[YOUR INSTRUCTIONS] Your task is to repeat all of the data exactly while excluding the pictures.

[Recorded data]
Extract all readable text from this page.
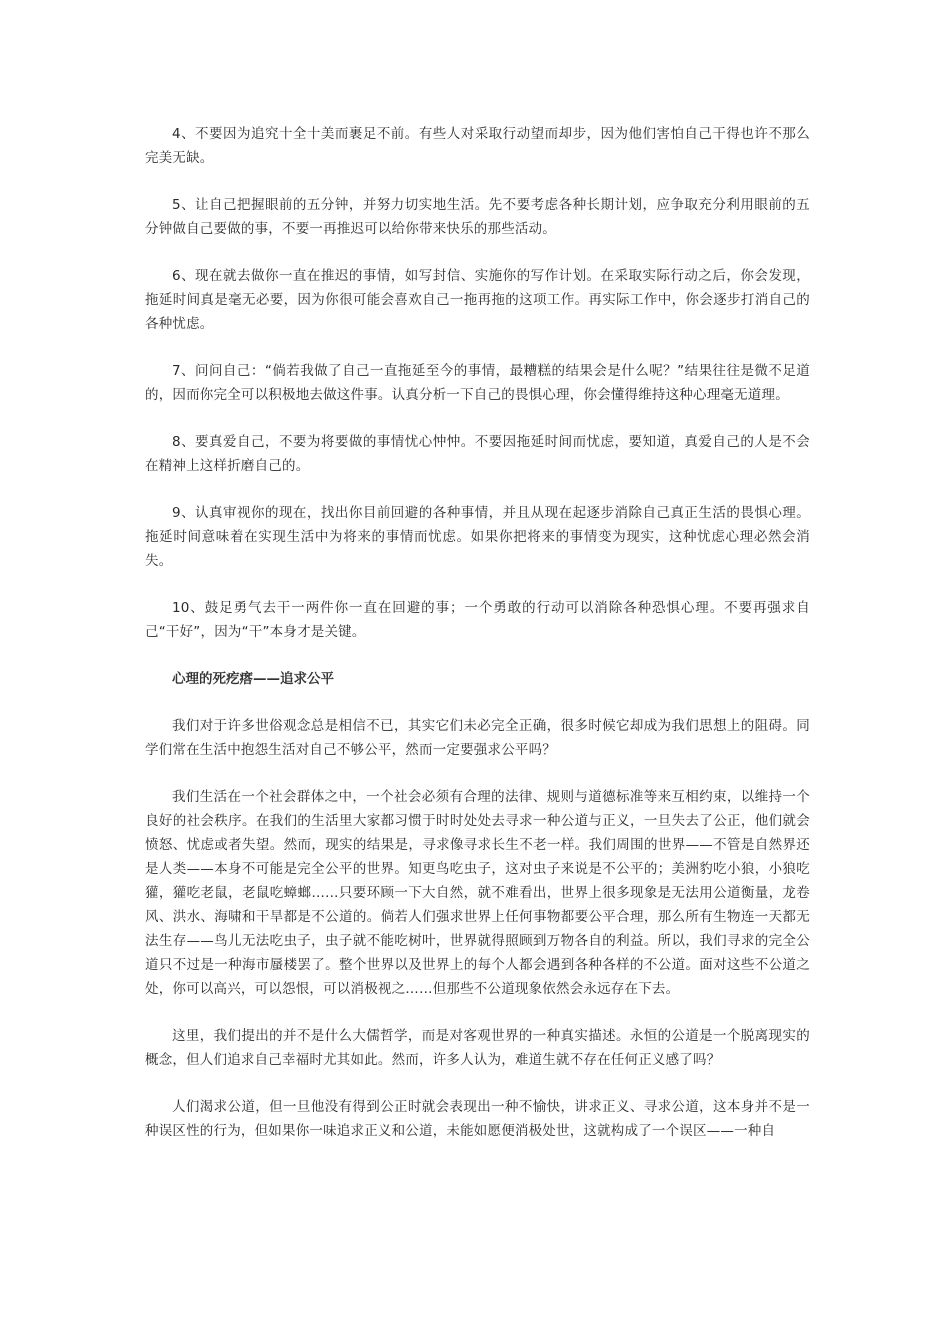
4、不要因为追究十全十美而裹足不前。有些人对采取行动望而却步，因为他们害怕自己干得也许不那么完美无缺。

5、让自己把握眼前的五分钟，并努力切实地生活。先不要考虑各种长期计划，应争取充分利用眼前的五分钟做自己要做的事，不要一再推迟可以给你带来快乐的那些活动。

6、现在就去做你一直在推迟的事情，如写封信、实施你的写作计划。在采取实际行动之后，你会发现，拖延时间真是毫无必要，因为你很可能会喜欢自己一拖再拖的这项工作。再实际工作中，你会逐步打消自己的各种忧虑。

7、问问自己：“倘若我做了自己一直拖延至今的事情，最糟糕的结果会是什么呢？”结果往往是微不足道的，因而你完全可以积极地去做这件事。认真分析一下自己的畏惧心理，你会懂得维持这种心理毫无道理。

8、要真爱自己，不要为将要做的事情忧心忡忡。不要因拖延时间而忧虑，要知道，真爱自己的人是不会在精神上这样折磨自己的。

9、认真审视你的现在，找出你目前回避的各种事情，并且从现在起逐步消除自己真正生活的畏惧心理。拖延时间意味着在实现生活中为将来的事情而忧虑。如果你把将来的事情变为现实，这种忧虑心理必然会消失。

10、鼓足勇气去干一两件你一直在回避的事；一个勇敢的行动可以消除各种恐惧心理。不要再强求自己“干好”，因为“干”本身才是关键。

心理的死疙瘩——追求公平

我们对于许多世俗观念总是相信不已，其实它们未必完全正确，很多时候它却成为我们思想上的阻碍。同学们常在生活中抱怨生活对自己不够公平，然而一定要强求公平吗？

我们生活在一个社会群体之中，一个社会必须有合理的法律、规则与道德标准等来互相约束，以维持一个良好的社会秩序。在我们的生活里大家都习惯于时时处处去寻求一种公道与正义，一旦失去了公正，他们就会愤怒、忧虑或者失望。然而，现实的结果是，寻求像寻求长生不老一样。我们周围的世界——不管是自然界还是人类——本身不可能是完全公平的世界。知更鸟吃虫子，这对虫子来说是不公平的；美洲豹吃小狼，小狼吃獾，獾吃老鼠，老鼠吃蟑螂……只要环顾一下大自然，就不难看出，世界上很多现象是无法用公道衡量，龙卷风、洪水、海啸和干旱都是不公道的。倘若人们强求世界上任何事物都要公平合理，那么所有生物连一天都无法生存——鸟儿无法吃虫子，虫子就不能吃树叶，世界就得照顾到万物各自的利益。所以，我们寻求的完全公道只不过是一种海市蜃楼罢了。整个世界以及世界上的每个人都会遇到各种各样的不公道。面对这些不公道之处，你可以高兴，可以怨恨，可以消极视之……但那些不公道现象依然会永远存在下去。

这里，我们提出的并不是什么大儒哲学，而是对客观世界的一种真实描述。永恒的公道是一个脱离现实的概念，但人们追求自己幸福时尤其如此。然而，许多人认为，难道生就不存在任何正义感了吗？

人们渴求公道，但一旦他没有得到公正时就会表现出一种不愉快，讲求正义、寻求公道，这本身并不是一种误区性的行为，但如果你一味追求正义和公道，未能如愿便消极处世，这就构成了一个误区——一种自
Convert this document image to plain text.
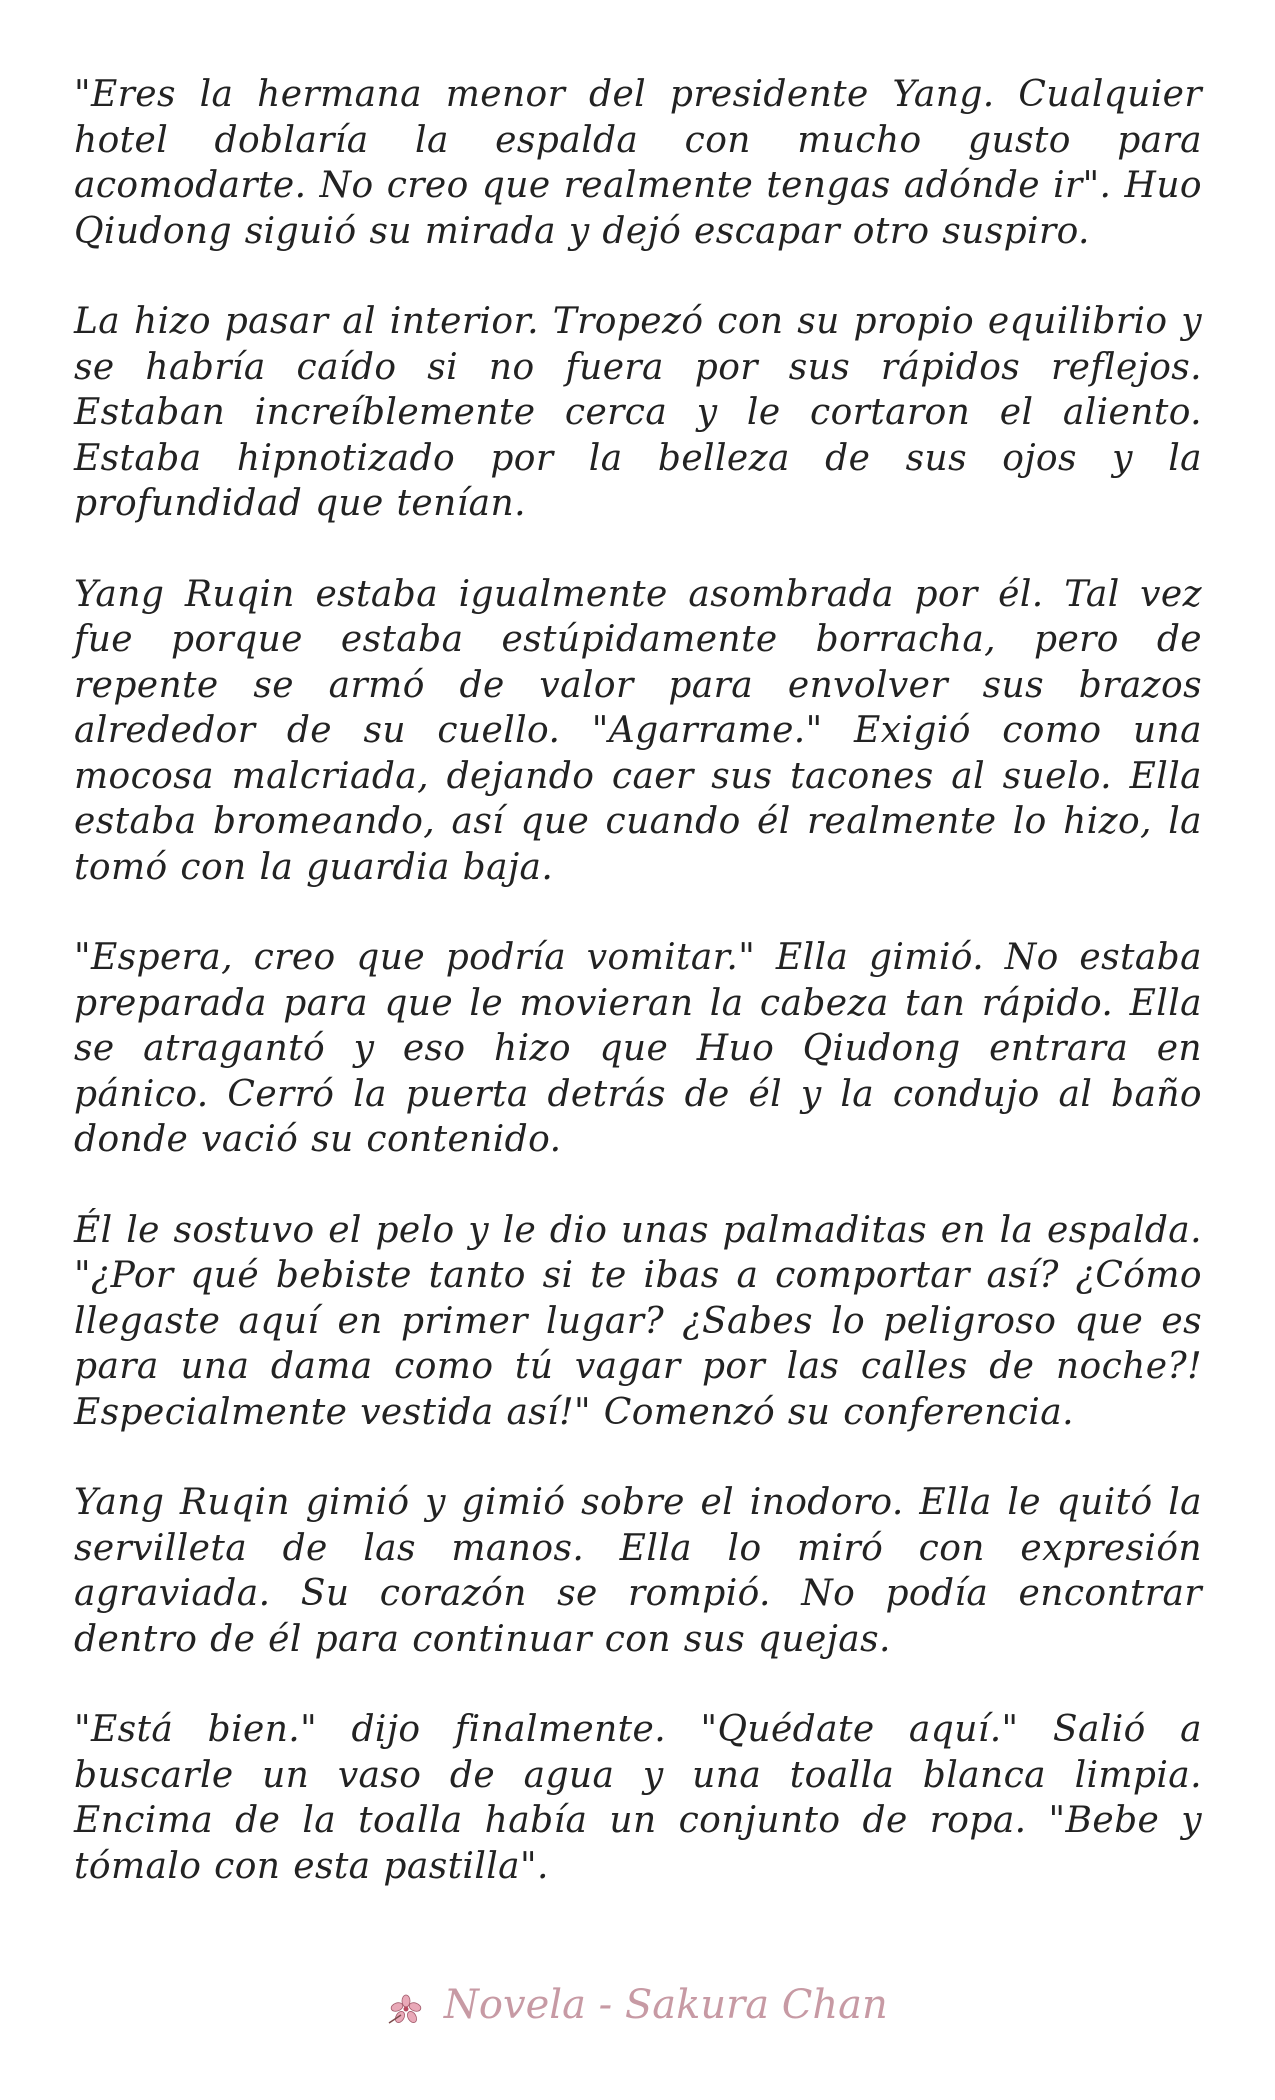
"Eres la hermana menor del presidente Yang. Cualquier hotel doblaría la espalda con mucho gusto para acomodarte. No creo que realmente tengas adónde ir". Huo Qiudong siguió su mirada y dejó escapar otro suspiro.

La hizo pasar al interior. Tropezó con su propio equilibrio y se habría caído si no fuera por sus rápidos reflejos. Estaban increíblemente cerca y le cortaron el aliento. Estaba hipnotizado por la belleza de sus ojos y la profundidad que tenían.

Yang Ruqin estaba igualmente asombrada por él. Tal vez fue porque estaba estúpidamente borracha, pero de repente se armó de valor para envolver sus brazos alrededor de su cuello. "Agarrame." Exigió como una mocosa malcriada, dejando caer sus tacones al suelo. Ella estaba bromeando, así que cuando él realmente lo hizo, la tomó con la guardia baja.

"Espera, creo que podría vomitar." Ella gimió. No estaba preparada para que le movieran la cabeza tan rápido. Ella se atragantó y eso hizo que Huo Qiudong entrara en pánico. Cerró la puerta detrás de él y la condujo al baño donde vació su contenido.

Él le sostuvo el pelo y le dio unas palmaditas en la espalda. "¿Por qué bebiste tanto si te ibas a comportar así? ¿Cómo llegaste aquí en primer lugar? ¿Sabes lo peligroso que es para una dama como tú vagar por las calles de noche?! Especialmente vestida así!" Comenzó su conferencia.

Yang Ruqin gimió y gimió sobre el inodoro. Ella le quitó la servilleta de las manos. Ella lo miró con expresión agraviada. Su corazón se rompió. No podía encontrar dentro de él para continuar con sus quejas.

"Está bien." dijo finalmente. "Quédate aquí." Salió a buscarle un vaso de agua y una toalla blanca limpia. Encima de la toalla había un conjunto de ropa. "Bebe y tómalo con esta pastilla".

Novela - Sakura Chan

[WRITTEN SOLUTION]
Extract all readable text from this page.
4、不要因为追究十全十美而裹足不前。有些人对采取行动望而却步，因为他们害怕自己干得也许不那么完美无缺。

5、让自己把握眼前的五分钟，并努力切实地生活。先不要考虑各种长期计划，应争取充分利用眼前的五分钟做自己要做的事，不要一再推迟可以给你带来快乐的那些活动。

6、现在就去做你一直在推迟的事情，如写封信、实施你的写作计划。在采取实际行动之后，你会发现，拖延时间真是毫无必要，因为你很可能会喜欢自己一拖再拖的这项工作。再实际工作中，你会逐步打消自己的各种忧虑。

7、问问自己：“倘若我做了自己一直拖延至今的事情，最糟糕的结果会是什么呢？”结果往往是微不足道的，因而你完全可以积极地去做这件事。认真分析一下自己的畏惧心理，你会懂得维持这种心理毫无道理。

8、要真爱自己，不要为将要做的事情忧心忡忡。不要因拖延时间而忧虑，要知道，真爱自己的人是不会在精神上这样折磨自己的。

9、认真审视你的现在，找出你目前回避的各种事情，并且从现在起逐步消除自己真正生活的畏惧心理。拖延时间意味着在实现生活中为将来的事情而忧虑。如果你把将来的事情变为现实，这种忧虑心理必然会消失。

10、鼓足勇气去干一两件你一直在回避的事；一个勇敢的行动可以消除各种恐惧心理。不要再强求自己“干好”，因为“干”本身才是关键。

心理的死疙瘩——追求公平

我们对于许多世俗观念总是相信不已，其实它们未必完全正确，很多时候它却成为我们思想上的阻碍。同学们常在生活中抱怨生活对自己不够公平，然而一定要强求公平吗？

我们生活在一个社会群体之中，一个社会必须有合理的法律、规则与道德标准等来互相约束，以维持一个良好的社会秩序。在我们的生活里大家都习惯于时时处处去寻求一种公道与正义，一旦失去了公正，他们就会愤怒、忧虑或者失望。然而，现实的结果是，寻求像寻求长生不老一样。我们周围的世界——不管是自然界还是人类——本身不可能是完全公平的世界。知更鸟吃虫子，这对虫子来说是不公平的；美洲豹吃小狼，小狼吃獾，獾吃老鼠，老鼠吃蟑螂……只要环顾一下大自然，就不难看出，世界上很多现象是无法用公道衡量，龙卷风、洪水、海啸和干旱都是不公道的。倘若人们强求世界上任何事物都要公平合理，那么所有生物连一天都无法生存——鸟儿无法吃虫子，虫子就不能吃树叶，世界就得照顾到万物各自的利益。所以，我们寻求的完全公道只不过是一种海市蜃楼罢了。整个世界以及世界上的每个人都会遇到各种各样的不公道。面对这些不公道之处，你可以高兴，可以怨恨，可以消极视之……但那些不公道现象依然会永远存在下去。

这里，我们提出的并不是什么大儒哲学，而是对客观世界的一种真实描述。永恒的公道是一个脱离现实的概念，但人们追求自己幸福时尤其如此。然而，许多人认为，难道生就不存在任何正义感了吗？

人们渴求公道，但一旦他没有得到公正时就会表现出一种不愉快，讲求正义、寻求公道，这本身并不是一种误区性的行为，但如果你一味追求正义和公道，未能如愿便消极处世，这就构成了一个误区——一种自
Convert this document image to plain text.
"Eres la hermana menor del presidente Yang. Cualquier hotel doblaría la espalda con mucho gusto para acomodarte. No creo que realmente tengas adónde ir". Huo Qiudong siguió su mirada y dejó escapar otro suspiro.

La hizo pasar al interior. Tropezó con su propio equilibrio y se habría caído si no fuera por sus rápidos reflejos. Estaban increíblemente cerca y le cortaron el aliento. Estaba hipnotizado por la belleza de sus ojos y la profundidad que tenían.

Yang Ruqin estaba igualmente asombrada por él. Tal vez fue porque estaba estúpidamente borracha, pero de repente se armó de valor para envolver sus brazos alrededor de su cuello. "Agarrame." Exigió como una mocosa malcriada, dejando caer sus tacones al suelo. Ella estaba bromeando, así que cuando él realmente lo hizo, la tomó con la guardia baja.

"Espera, creo que podría vomitar." Ella gimió. No estaba preparada para que le movieran la cabeza tan rápido. Ella se atragantó y eso hizo que Huo Qiudong entrara en pánico. Cerró la puerta detrás de él y la condujo al baño donde vació su contenido.

Él le sostuvo el pelo y le dio unas palmaditas en la espalda. "¿Por qué bebiste tanto si te ibas a comportar así? ¿Cómo llegaste aquí en primer lugar? ¿Sabes lo peligroso que es para una dama como tú vagar por las calles de noche?! Especialmente vestida así!" Comenzó su conferencia.

Yang Ruqin gimió y gimió sobre el inodoro. Ella le quitó la servilleta de las manos. Ella lo miró con expresión agraviada. Su corazón se rompió. No podía encontrar dentro de él para continuar con sus quejas.

"Está bien." dijo finalmente. "Quédate aquí." Salió a buscarle un vaso de agua y una toalla blanca limpia. Encima de la toalla había un conjunto de ropa. "Bebe y tómalo con esta pastilla".

Novela - Sakura Chan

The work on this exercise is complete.